#### Task objective:
Return every line below in which "Couple" appears.
== == ==
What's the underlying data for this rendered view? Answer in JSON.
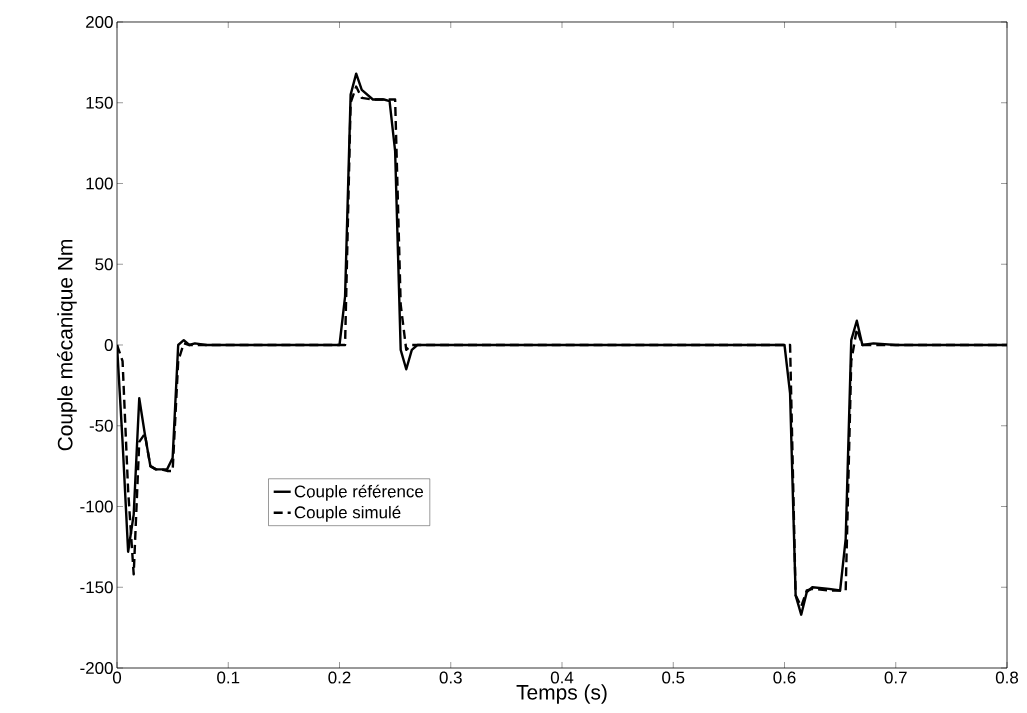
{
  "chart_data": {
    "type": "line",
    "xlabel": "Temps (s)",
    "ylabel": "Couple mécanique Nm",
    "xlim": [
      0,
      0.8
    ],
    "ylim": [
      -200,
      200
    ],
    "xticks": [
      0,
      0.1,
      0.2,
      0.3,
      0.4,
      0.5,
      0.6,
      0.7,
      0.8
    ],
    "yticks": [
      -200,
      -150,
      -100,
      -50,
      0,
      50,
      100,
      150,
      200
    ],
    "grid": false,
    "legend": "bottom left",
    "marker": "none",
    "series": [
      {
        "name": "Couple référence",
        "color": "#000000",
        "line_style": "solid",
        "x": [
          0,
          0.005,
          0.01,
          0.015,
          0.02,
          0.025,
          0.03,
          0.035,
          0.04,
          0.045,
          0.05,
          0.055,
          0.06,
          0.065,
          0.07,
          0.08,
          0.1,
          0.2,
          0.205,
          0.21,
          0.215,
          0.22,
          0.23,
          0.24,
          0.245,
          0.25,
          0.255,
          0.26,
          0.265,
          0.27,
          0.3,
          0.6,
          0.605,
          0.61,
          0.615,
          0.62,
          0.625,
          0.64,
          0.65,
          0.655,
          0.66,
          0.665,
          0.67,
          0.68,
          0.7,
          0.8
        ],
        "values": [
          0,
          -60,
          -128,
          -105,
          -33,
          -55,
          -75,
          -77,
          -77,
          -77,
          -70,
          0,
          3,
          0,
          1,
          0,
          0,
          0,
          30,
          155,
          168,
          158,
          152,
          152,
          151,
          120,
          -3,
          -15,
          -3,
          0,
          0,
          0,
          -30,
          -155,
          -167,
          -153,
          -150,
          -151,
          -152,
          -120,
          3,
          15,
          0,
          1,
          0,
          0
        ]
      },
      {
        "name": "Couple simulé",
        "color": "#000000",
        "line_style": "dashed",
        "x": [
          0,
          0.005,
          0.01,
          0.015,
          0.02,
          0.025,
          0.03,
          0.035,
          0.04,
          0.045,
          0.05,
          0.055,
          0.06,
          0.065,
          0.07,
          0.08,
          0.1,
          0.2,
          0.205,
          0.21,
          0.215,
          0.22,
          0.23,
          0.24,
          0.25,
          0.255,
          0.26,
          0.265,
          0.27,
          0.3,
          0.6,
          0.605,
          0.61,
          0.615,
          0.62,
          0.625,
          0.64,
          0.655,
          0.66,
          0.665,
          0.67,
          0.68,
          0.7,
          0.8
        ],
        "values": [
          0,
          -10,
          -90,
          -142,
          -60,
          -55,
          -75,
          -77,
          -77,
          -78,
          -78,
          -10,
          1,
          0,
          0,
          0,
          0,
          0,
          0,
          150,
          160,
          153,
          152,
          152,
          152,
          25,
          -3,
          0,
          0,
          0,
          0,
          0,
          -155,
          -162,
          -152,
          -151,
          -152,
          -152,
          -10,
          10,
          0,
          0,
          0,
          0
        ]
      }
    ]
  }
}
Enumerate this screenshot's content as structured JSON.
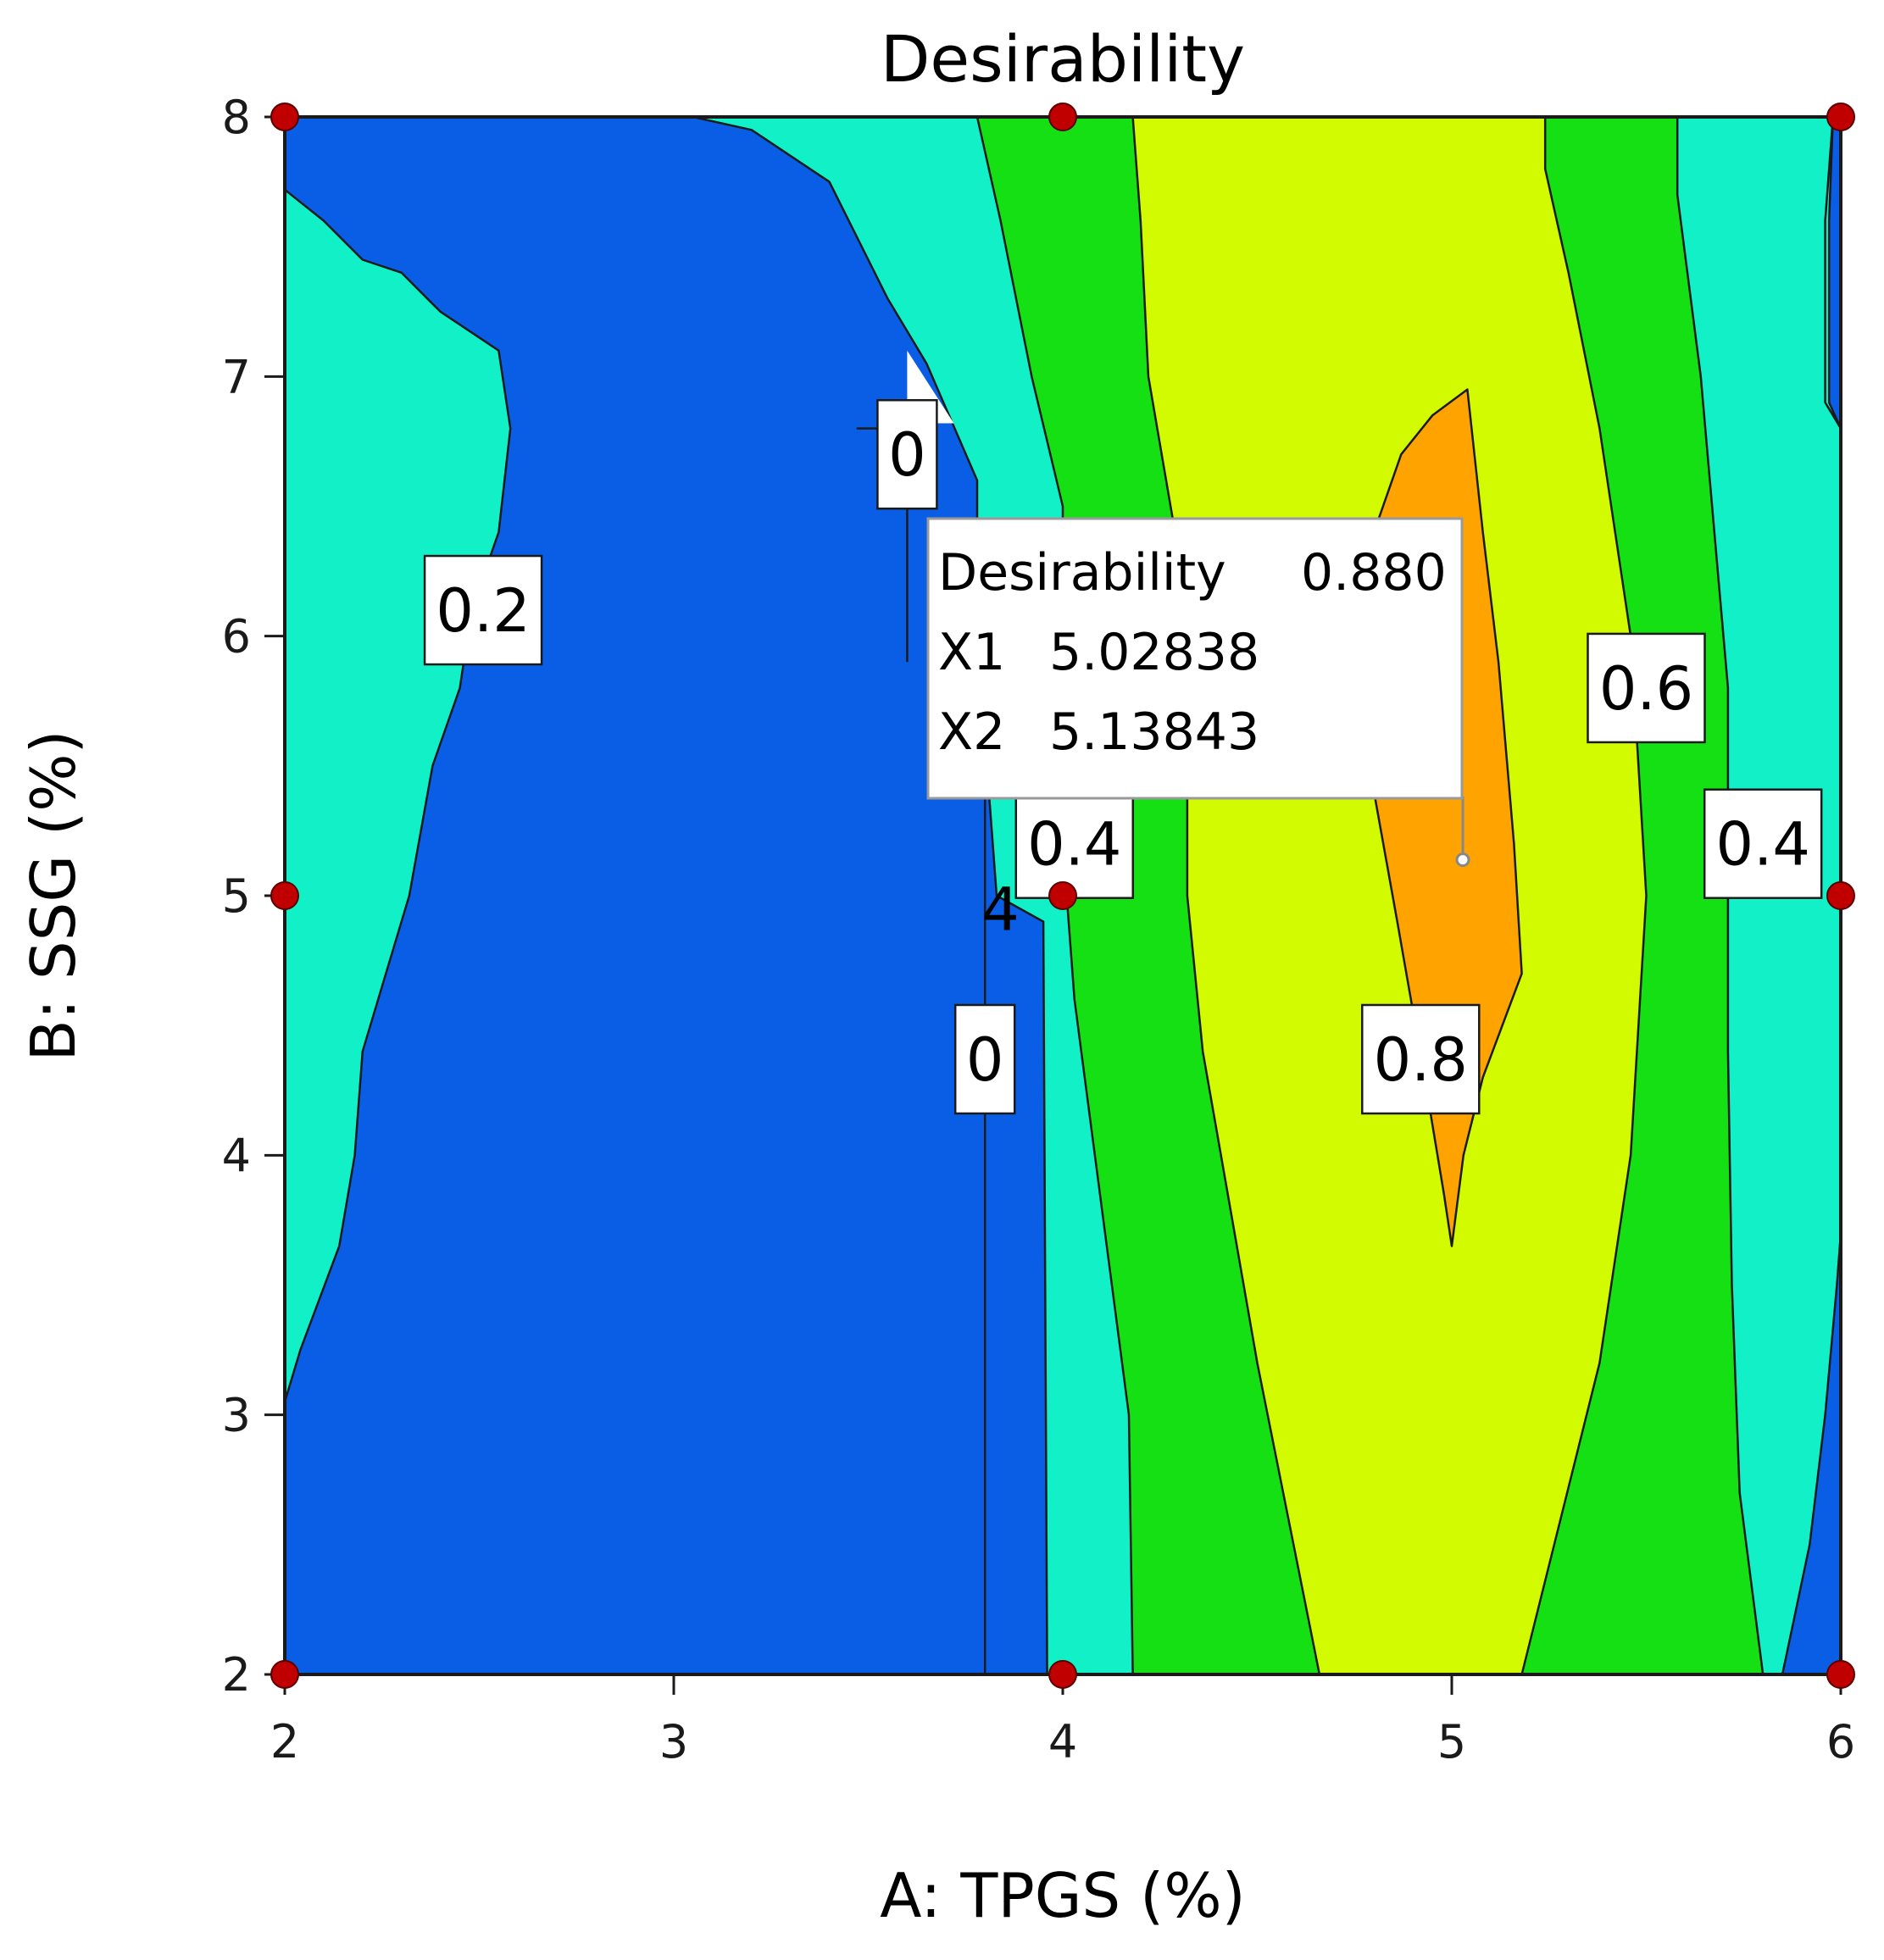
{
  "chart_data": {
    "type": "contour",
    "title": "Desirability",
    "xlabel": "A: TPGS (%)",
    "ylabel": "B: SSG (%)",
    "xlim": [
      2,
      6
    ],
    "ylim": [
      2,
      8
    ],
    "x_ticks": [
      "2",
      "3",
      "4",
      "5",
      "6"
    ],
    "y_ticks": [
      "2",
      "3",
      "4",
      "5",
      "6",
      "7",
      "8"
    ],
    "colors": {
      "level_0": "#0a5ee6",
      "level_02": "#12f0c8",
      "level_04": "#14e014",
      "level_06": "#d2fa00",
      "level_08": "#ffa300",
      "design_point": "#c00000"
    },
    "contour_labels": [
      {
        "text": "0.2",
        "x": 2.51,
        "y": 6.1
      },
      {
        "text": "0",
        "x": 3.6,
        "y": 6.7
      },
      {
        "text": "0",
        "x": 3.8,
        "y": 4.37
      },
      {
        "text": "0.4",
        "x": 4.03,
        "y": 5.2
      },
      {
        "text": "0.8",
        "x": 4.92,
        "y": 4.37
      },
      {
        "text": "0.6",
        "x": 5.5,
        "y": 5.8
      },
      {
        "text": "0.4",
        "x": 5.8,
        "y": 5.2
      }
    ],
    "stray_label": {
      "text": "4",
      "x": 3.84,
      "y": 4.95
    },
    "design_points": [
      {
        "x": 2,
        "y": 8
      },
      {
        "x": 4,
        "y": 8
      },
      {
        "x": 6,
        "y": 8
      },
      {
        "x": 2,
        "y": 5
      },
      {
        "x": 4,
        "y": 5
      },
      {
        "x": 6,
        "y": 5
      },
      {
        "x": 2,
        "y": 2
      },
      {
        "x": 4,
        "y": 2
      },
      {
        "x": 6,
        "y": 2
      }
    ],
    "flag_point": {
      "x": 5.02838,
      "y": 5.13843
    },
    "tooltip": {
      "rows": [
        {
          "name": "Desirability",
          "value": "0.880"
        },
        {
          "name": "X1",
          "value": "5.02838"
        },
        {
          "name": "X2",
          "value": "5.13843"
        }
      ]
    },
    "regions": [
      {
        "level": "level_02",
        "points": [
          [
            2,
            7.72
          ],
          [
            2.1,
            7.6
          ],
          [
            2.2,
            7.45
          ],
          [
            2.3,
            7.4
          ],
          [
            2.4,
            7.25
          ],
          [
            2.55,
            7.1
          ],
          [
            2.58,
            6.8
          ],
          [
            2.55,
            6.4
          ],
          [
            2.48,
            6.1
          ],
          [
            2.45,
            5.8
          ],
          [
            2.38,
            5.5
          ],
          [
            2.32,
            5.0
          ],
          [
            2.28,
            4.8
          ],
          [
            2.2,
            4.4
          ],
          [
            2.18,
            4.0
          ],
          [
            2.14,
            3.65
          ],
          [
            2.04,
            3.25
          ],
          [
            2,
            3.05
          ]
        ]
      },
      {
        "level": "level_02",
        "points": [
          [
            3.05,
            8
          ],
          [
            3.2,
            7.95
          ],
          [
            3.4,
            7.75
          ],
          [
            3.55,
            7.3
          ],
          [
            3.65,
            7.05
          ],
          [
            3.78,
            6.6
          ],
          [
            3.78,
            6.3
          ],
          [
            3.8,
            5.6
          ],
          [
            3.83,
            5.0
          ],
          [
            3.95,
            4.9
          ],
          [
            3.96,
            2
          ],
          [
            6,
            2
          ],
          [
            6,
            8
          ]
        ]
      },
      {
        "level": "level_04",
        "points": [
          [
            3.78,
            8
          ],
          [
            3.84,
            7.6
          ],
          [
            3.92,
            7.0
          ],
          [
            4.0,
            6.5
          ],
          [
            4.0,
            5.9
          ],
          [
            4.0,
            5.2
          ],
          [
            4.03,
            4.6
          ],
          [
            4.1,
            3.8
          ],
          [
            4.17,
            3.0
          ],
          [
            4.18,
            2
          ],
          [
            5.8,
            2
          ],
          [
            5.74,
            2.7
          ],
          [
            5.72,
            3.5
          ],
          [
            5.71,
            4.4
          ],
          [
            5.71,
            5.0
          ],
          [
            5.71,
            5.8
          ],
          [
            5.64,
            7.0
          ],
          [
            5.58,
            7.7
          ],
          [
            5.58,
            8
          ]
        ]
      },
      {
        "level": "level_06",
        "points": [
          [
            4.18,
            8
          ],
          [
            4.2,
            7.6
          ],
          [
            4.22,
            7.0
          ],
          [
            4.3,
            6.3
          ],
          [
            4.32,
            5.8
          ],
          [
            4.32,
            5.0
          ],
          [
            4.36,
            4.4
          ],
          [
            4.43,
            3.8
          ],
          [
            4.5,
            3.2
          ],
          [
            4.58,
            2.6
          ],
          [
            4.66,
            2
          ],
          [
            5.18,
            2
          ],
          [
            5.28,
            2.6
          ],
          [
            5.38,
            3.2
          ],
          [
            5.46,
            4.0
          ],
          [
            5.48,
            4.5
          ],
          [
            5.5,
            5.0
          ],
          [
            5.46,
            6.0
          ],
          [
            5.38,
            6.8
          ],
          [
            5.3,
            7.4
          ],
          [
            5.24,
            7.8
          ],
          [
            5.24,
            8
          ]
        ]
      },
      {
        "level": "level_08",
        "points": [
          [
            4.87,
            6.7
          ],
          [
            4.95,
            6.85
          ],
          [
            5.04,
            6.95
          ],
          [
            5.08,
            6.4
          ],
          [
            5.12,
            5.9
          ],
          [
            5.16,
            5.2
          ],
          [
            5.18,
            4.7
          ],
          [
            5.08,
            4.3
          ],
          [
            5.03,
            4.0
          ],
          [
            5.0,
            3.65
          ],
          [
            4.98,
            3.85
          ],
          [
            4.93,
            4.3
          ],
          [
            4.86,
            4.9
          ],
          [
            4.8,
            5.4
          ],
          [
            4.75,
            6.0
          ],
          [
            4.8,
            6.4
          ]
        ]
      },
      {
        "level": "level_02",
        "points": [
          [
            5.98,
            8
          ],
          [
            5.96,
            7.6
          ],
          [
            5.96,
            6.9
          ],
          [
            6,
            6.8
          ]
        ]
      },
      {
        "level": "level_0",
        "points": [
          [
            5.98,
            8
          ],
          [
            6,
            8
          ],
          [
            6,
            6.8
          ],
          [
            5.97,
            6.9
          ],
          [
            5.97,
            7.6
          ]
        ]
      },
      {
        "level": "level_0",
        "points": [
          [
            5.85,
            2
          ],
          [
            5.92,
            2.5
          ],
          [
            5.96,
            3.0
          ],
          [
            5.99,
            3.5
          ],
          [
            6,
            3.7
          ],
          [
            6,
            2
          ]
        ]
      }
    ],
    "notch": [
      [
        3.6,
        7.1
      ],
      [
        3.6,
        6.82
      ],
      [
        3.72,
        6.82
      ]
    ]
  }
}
== == ==
#### Result:
    "ylabel": "Couple mécanique Nm",
        "name": "Couple référence",
        "name": "Couple simulé",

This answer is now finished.